EXERCISE PROMPT
Select and reproduce each line of the listing below that bears the string "hvězdičku".
▬▬▬▬▬▬
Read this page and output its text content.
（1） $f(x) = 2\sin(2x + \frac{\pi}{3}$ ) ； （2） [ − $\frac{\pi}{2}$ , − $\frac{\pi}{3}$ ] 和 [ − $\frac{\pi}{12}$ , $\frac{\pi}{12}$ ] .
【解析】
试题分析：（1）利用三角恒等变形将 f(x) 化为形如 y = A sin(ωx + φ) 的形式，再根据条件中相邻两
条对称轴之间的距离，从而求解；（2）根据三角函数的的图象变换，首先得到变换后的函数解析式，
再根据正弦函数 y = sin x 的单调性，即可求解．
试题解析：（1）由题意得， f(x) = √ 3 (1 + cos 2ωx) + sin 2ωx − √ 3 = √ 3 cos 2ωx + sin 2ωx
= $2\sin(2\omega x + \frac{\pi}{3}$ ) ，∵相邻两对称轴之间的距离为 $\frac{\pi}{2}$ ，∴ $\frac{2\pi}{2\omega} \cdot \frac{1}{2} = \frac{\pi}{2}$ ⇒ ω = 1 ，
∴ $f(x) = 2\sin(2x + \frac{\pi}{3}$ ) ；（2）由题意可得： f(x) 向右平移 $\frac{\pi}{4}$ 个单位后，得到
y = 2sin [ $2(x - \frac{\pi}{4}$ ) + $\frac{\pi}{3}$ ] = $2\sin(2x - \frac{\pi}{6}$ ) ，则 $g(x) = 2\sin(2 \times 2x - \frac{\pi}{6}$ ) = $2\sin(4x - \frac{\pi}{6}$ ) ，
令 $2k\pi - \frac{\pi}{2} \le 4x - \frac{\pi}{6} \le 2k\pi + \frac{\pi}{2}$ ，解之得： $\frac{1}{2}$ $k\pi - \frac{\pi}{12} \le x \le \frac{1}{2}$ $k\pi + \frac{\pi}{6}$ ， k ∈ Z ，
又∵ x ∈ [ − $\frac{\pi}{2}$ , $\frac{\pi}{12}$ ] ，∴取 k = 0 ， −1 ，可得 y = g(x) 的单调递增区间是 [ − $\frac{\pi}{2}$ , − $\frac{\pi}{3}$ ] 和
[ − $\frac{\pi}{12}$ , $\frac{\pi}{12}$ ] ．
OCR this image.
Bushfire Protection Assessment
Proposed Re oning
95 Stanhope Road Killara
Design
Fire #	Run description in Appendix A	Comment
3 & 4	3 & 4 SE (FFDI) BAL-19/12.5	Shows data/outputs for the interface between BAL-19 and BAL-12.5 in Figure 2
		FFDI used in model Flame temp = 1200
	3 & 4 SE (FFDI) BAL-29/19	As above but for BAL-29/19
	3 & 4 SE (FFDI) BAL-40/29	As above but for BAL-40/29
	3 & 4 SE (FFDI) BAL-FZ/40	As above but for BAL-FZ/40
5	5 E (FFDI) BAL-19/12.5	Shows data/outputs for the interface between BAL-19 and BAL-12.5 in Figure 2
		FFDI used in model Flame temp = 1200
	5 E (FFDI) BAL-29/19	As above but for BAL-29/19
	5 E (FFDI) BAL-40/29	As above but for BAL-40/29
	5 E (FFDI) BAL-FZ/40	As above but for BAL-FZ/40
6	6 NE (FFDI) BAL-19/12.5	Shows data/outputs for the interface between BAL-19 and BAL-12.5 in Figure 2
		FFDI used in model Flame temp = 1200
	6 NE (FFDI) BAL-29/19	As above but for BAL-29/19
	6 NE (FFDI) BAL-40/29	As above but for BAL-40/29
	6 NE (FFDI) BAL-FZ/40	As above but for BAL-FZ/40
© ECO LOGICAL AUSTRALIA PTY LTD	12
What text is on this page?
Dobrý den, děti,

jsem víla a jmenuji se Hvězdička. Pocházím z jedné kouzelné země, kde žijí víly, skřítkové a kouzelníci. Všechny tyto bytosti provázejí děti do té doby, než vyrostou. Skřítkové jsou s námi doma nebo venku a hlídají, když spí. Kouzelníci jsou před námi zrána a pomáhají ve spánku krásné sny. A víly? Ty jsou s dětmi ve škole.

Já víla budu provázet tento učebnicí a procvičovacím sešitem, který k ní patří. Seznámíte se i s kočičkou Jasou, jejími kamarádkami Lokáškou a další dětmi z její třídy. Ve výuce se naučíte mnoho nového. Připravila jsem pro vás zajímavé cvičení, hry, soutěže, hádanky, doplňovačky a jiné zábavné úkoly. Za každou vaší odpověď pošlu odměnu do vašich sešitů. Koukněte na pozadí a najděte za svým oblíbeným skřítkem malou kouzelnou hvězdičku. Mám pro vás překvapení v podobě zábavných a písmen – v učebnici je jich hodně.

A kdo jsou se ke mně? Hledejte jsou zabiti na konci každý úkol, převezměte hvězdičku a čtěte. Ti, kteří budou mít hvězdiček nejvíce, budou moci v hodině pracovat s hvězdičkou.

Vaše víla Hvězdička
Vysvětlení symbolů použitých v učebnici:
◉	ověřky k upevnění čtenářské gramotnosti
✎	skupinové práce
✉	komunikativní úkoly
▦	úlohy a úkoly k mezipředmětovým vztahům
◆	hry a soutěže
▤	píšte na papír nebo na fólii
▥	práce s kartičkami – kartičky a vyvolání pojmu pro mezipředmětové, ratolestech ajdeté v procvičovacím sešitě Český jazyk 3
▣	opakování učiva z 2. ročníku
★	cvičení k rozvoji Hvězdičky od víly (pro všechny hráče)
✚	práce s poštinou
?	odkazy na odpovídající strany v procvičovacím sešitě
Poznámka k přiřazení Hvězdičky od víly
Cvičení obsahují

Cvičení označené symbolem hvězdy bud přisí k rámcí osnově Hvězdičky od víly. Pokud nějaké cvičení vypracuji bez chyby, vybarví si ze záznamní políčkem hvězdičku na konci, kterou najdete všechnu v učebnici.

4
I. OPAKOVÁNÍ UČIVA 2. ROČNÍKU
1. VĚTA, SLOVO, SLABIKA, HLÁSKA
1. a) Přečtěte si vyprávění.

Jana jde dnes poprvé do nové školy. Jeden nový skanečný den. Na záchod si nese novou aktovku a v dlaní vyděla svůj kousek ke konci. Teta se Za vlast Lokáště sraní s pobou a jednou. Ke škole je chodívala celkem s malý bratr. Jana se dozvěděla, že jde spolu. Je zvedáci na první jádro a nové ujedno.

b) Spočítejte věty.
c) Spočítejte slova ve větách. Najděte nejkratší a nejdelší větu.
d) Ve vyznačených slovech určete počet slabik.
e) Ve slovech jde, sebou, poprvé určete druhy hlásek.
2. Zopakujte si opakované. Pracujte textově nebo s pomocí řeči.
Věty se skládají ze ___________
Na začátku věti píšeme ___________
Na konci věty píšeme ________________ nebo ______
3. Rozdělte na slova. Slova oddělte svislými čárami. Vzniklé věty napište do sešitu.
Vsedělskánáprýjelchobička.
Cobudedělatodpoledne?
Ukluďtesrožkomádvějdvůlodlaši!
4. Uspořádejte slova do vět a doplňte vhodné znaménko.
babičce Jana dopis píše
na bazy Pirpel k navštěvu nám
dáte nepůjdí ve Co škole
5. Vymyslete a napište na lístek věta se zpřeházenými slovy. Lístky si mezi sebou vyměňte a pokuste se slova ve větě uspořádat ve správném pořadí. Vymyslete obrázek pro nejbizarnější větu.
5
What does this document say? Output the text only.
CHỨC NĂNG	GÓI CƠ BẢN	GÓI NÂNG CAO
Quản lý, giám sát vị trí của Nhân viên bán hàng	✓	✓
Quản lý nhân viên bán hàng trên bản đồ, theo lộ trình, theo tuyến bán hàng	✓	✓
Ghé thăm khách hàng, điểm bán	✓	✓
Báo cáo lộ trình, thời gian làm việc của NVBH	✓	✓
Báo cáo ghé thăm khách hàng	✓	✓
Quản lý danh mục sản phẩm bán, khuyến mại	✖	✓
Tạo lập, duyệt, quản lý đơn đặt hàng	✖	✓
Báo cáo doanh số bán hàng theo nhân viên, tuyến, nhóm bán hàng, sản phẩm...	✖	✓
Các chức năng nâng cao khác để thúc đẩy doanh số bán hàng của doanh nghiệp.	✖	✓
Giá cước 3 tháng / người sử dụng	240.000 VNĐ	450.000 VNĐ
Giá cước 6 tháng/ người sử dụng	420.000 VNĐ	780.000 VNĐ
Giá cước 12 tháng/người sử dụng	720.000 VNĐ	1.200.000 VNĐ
▬▬▬▬▬▬
CORRECT RESULT
Já víla budu provázet tento učebnicí a procvičovacím sešitem, který k ní patří. Seznámíte se i s kočičkou Jasou, jejími kamarádkami Lokáškou a další dětmi z její třídy. Ve výuce se naučíte mnoho nového. Připravila jsem pro vás zajímavé cvičení, hry, soutěže, hádanky, doplňovačky a jiné zábavné úkoly. Za každou vaší odpověď pošlu odměnu do vašich sešitů. Koukněte na pozadí a najděte za svým oblíbeným skřítkem malou kouzelnou hvězdičku. Mám pro vás překvapení v podobě zábavných a písmen – v učebnici je jich hodně.
A kdo jsou se ke mně? Hledejte jsou zabiti na konci každý úkol, převezměte hvězdičku a čtěte. Ti, kteří budou mít hvězdiček nejvíce, budou moci v hodině pracovat s hvězdičkou.
Cvičení označené symbolem hvězdy bud přisí k rámcí osnově Hvězdičky od víly. Pokud nějaké cvičení vypracuji bez chyby, vybarví si ze záznamní políčkem hvězdičku na konci, kterou najdete všechnu v učebnici.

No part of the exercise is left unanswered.